WORK REQUIRED - Scan the records and identify every line in which the string "this" occurs, then return those lines.

··· INPUT MATERIAL ···

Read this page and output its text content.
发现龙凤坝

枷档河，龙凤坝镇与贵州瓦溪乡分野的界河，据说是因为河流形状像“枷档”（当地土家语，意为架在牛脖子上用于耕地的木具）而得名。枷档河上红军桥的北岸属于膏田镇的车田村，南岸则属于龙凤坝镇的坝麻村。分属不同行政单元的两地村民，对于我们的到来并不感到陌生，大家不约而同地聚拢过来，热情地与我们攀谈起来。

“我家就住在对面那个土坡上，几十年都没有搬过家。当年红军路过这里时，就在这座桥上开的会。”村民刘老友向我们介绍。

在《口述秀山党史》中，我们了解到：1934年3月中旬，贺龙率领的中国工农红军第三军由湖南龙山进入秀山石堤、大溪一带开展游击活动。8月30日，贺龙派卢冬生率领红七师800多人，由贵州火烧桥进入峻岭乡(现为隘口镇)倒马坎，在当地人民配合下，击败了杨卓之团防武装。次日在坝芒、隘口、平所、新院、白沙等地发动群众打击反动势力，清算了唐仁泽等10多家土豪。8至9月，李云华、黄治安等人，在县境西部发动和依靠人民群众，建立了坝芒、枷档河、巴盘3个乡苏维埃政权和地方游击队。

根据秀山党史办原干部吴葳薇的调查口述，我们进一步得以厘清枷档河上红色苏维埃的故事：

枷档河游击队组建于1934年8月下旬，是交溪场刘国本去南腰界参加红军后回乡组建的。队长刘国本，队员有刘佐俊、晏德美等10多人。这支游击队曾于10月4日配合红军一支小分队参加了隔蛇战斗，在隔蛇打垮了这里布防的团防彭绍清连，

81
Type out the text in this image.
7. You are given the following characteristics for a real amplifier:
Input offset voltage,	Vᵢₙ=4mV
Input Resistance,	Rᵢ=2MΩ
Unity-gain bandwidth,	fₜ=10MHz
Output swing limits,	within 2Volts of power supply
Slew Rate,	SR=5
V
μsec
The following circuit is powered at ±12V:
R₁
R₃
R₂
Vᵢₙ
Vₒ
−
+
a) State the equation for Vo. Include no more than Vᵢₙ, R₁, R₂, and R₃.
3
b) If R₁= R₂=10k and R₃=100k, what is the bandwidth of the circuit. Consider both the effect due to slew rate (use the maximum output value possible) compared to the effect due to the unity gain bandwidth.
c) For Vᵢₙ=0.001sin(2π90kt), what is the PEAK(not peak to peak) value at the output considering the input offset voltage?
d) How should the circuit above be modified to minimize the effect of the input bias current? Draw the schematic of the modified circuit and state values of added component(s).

···

FINISHED TASK -
Read this page and output its text content.
Type out the text in this image.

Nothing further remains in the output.